Type the records out again in full, exactly.

SOURCE DATA Start Marker

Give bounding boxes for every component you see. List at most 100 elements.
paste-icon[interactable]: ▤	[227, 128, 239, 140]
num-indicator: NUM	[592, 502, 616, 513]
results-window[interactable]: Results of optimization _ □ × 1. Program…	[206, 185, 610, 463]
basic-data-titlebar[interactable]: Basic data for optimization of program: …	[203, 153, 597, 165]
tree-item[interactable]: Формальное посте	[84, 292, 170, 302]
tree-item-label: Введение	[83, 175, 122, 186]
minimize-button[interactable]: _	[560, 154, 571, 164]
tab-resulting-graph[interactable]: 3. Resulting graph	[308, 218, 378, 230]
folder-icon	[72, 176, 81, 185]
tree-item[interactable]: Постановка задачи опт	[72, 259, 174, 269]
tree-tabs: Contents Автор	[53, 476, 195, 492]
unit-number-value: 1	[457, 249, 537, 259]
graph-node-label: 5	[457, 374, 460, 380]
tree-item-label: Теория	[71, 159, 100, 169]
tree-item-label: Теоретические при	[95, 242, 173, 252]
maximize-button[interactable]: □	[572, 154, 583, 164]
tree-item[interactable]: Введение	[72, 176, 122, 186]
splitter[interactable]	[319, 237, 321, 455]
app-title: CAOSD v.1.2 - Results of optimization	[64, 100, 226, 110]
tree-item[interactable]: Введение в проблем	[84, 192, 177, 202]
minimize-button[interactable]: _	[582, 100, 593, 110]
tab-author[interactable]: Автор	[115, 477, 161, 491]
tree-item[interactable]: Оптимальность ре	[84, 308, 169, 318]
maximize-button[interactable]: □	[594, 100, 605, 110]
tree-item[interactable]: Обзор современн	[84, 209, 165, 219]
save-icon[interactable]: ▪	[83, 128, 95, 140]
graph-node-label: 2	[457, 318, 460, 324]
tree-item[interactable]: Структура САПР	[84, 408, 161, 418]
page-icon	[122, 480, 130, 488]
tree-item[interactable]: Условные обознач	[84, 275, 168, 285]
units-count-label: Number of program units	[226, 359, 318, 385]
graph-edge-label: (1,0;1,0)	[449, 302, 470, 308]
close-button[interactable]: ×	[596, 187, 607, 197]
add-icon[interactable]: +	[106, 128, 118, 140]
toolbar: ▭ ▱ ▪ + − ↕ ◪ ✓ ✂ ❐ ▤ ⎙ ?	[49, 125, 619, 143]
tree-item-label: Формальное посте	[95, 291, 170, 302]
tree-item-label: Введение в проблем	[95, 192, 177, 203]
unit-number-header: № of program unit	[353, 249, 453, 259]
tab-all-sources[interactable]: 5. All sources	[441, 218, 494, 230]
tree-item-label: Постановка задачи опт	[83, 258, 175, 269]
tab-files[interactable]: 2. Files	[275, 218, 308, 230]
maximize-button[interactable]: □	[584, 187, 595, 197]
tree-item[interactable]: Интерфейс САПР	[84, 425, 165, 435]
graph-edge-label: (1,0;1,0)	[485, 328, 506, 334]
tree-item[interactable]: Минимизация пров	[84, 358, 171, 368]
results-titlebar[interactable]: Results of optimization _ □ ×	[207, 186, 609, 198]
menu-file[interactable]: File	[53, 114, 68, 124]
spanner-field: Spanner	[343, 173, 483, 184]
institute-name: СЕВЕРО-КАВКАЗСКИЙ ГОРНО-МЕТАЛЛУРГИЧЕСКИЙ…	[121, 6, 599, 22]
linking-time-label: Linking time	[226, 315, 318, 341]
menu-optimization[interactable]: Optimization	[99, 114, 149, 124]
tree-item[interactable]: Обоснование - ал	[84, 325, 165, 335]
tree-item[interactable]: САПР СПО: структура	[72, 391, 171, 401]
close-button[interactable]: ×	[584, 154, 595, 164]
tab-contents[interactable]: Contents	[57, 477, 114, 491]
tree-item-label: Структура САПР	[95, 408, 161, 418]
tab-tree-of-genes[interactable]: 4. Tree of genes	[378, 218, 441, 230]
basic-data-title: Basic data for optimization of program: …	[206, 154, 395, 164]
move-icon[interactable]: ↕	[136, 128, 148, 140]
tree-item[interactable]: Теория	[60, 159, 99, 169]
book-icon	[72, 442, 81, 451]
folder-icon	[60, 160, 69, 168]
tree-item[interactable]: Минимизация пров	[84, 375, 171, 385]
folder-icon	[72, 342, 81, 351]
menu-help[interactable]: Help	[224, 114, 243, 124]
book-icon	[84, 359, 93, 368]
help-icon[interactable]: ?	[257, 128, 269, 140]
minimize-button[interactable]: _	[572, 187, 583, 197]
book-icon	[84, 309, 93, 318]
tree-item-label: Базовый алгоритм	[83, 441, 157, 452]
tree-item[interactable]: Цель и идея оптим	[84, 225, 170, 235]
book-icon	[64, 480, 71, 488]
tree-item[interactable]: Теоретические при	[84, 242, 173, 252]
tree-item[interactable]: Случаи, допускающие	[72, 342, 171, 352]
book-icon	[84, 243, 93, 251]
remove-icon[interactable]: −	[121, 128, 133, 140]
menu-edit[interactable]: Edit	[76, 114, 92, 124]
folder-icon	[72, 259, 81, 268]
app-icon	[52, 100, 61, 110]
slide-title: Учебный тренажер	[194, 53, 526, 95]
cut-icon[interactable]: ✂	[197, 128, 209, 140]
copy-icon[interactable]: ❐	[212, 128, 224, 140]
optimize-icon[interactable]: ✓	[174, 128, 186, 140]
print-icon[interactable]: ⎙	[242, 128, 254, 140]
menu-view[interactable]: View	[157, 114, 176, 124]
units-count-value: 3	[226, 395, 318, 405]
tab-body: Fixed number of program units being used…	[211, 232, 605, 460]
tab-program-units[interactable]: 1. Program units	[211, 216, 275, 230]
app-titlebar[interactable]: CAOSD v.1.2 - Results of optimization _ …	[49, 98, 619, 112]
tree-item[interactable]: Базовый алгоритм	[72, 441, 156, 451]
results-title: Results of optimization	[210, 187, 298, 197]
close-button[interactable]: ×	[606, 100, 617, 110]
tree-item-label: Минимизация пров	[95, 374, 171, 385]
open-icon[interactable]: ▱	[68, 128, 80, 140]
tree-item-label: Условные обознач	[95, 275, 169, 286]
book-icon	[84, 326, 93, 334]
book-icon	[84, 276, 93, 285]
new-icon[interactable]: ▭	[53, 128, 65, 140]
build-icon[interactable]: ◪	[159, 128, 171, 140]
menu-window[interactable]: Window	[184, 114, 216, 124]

SOURCE DATA End Marker

REPLY TO THE TASK:
Give bounding boxes for every component you see. List at most 100 elements.
paste-icon[interactable]: ▤	[227, 128, 239, 140]
num-indicator: NUM	[592, 502, 616, 513]
results-window[interactable]: Results of optimization _ □ × 1. Program…	[206, 185, 610, 463]
basic-data-titlebar[interactable]: Basic data for optimization of program: …	[203, 153, 597, 165]
tree-item[interactable]: Формальное посте	[84, 292, 170, 302]
tree-item-label: Введение	[83, 175, 122, 186]
minimize-button[interactable]: _	[560, 154, 571, 164]
tab-resulting-graph[interactable]: 3. Resulting graph	[308, 218, 378, 230]
folder-icon	[72, 176, 81, 185]
tree-item[interactable]: Постановка задачи опт	[72, 259, 174, 269]
tree-tabs: Contents Автор	[53, 476, 195, 492]
unit-number-value: 1	[457, 249, 537, 259]
graph-node-label: 5	[457, 374, 460, 380]
tree-item-label: Теория	[71, 159, 100, 169]
tree-item-label: Теоретические при	[95, 242, 173, 252]
maximize-button[interactable]: □	[572, 154, 583, 164]
tree-item[interactable]: Введение	[72, 176, 122, 186]
splitter[interactable]	[319, 237, 321, 455]
app-title: CAOSD v.1.2 - Results of optimization	[64, 100, 226, 110]
tree-item[interactable]: Введение в проблем	[84, 192, 177, 202]
minimize-button[interactable]: _	[582, 100, 593, 110]
tab-author[interactable]: Автор	[115, 477, 161, 491]
tree-item[interactable]: Оптимальность ре	[84, 308, 169, 318]
maximize-button[interactable]: □	[594, 100, 605, 110]
tree-item[interactable]: Обзор современн	[84, 209, 165, 219]
save-icon[interactable]: ▪	[83, 128, 95, 140]
graph-node-label: 2	[457, 318, 460, 324]
tree-item[interactable]: Структура САПР	[84, 408, 161, 418]
page-icon	[122, 480, 130, 488]
tree-item[interactable]: Условные обознач	[84, 275, 168, 285]
units-count-label: Number of program units	[226, 359, 318, 385]
graph-edge-label: (1,0;1,0)	[449, 302, 470, 308]
close-button[interactable]: ×	[596, 187, 607, 197]
add-icon[interactable]: +	[106, 128, 118, 140]
toolbar: ▭ ▱ ▪ + − ↕ ◪ ✓ ✂ ❐ ▤ ⎙ ?	[49, 125, 619, 143]
tree-item-label: Формальное посте	[95, 291, 170, 302]
tree-item-label: Введение в проблем	[95, 192, 177, 203]
unit-number-header: № of program unit	[353, 249, 453, 259]
tab-all-sources[interactable]: 5. All sources	[441, 218, 494, 230]
tree-item-label: Постановка задачи опт	[83, 258, 175, 269]
tab-files[interactable]: 2. Files	[275, 218, 308, 230]
maximize-button[interactable]: □	[584, 187, 595, 197]
tree-item[interactable]: Интерфейс САПР	[84, 425, 165, 435]
graph-edge-label: (1,0;1,0)	[485, 328, 506, 334]
tree-item[interactable]: Минимизация пров	[84, 358, 171, 368]
results-titlebar[interactable]: Results of optimization _ □ ×	[207, 186, 609, 198]
menu-file[interactable]: File	[53, 114, 68, 124]
spanner-field: Spanner	[343, 173, 483, 184]
institute-name: СЕВЕРО-КАВКАЗСКИЙ ГОРНО-МЕТАЛЛУРГИЧЕСКИЙ…	[121, 6, 599, 22]
linking-time-label: Linking time	[226, 315, 318, 341]
menu-optimization[interactable]: Optimization	[99, 114, 149, 124]
tree-item[interactable]: Обоснование - ал	[84, 325, 165, 335]
tree-item[interactable]: САПР СПО: структура	[72, 391, 171, 401]
close-button[interactable]: ×	[584, 154, 595, 164]
tab-contents[interactable]: Contents	[57, 477, 114, 491]
tree-item-label: Структура САПР	[95, 408, 161, 418]
tab-tree-of-genes[interactable]: 4. Tree of genes	[378, 218, 441, 230]
basic-data-title: Basic data for optimization of program: …	[206, 154, 395, 164]
move-icon[interactable]: ↕	[136, 128, 148, 140]
tree-item[interactable]: Теория	[60, 159, 99, 169]
book-icon	[72, 442, 81, 451]
folder-icon	[60, 160, 69, 168]
tree-item[interactable]: Минимизация пров	[84, 375, 171, 385]
folder-icon	[72, 342, 81, 351]
menu-help[interactable]: Help	[224, 114, 243, 124]
book-icon	[84, 359, 93, 368]
help-icon[interactable]: ?	[257, 128, 269, 140]
minimize-button[interactable]: _	[572, 187, 583, 197]
book-icon	[84, 309, 93, 318]
tree-item-label: Базовый алгоритм	[83, 441, 157, 452]
tree-item[interactable]: Цель и идея оптим	[84, 225, 170, 235]
book-icon	[64, 480, 71, 488]
tree-item[interactable]: Теоретические при	[84, 242, 173, 252]
tree-item[interactable]: Случаи, допускающие	[72, 342, 171, 352]
book-icon	[84, 243, 93, 251]
remove-icon[interactable]: −	[121, 128, 133, 140]
menu-edit[interactable]: Edit	[76, 114, 92, 124]
folder-icon	[72, 259, 81, 268]
app-icon	[52, 100, 61, 110]
slide-title: Учебный тренажер	[194, 53, 526, 95]
cut-icon[interactable]: ✂	[197, 128, 209, 140]
copy-icon[interactable]: ❐	[212, 128, 224, 140]
optimize-icon[interactable]: ✓	[174, 128, 186, 140]
print-icon[interactable]: ⎙	[242, 128, 254, 140]
menu-view[interactable]: View	[157, 114, 176, 124]
units-count-value: 3	[226, 395, 318, 405]
tab-body: Fixed number of program units being used…	[211, 232, 605, 460]
tab-program-units[interactable]: 1. Program units	[211, 216, 275, 230]
app-titlebar[interactable]: CAOSD v.1.2 - Results of optimization _ …	[49, 98, 619, 112]
tree-item[interactable]: Базовый алгоритм	[72, 441, 156, 451]
results-title: Results of optimization	[210, 187, 298, 197]
close-button[interactable]: ×	[606, 100, 617, 110]
tree-item-label: Минимизация пров	[95, 374, 171, 385]
open-icon[interactable]: ▱	[68, 128, 80, 140]
tree-item-label: Условные обознач	[95, 275, 169, 286]
book-icon	[84, 326, 93, 334]
book-icon	[84, 276, 93, 285]
new-icon[interactable]: ▭	[53, 128, 65, 140]
build-icon[interactable]: ◪	[159, 128, 171, 140]
menu-window[interactable]: Window	[184, 114, 216, 124]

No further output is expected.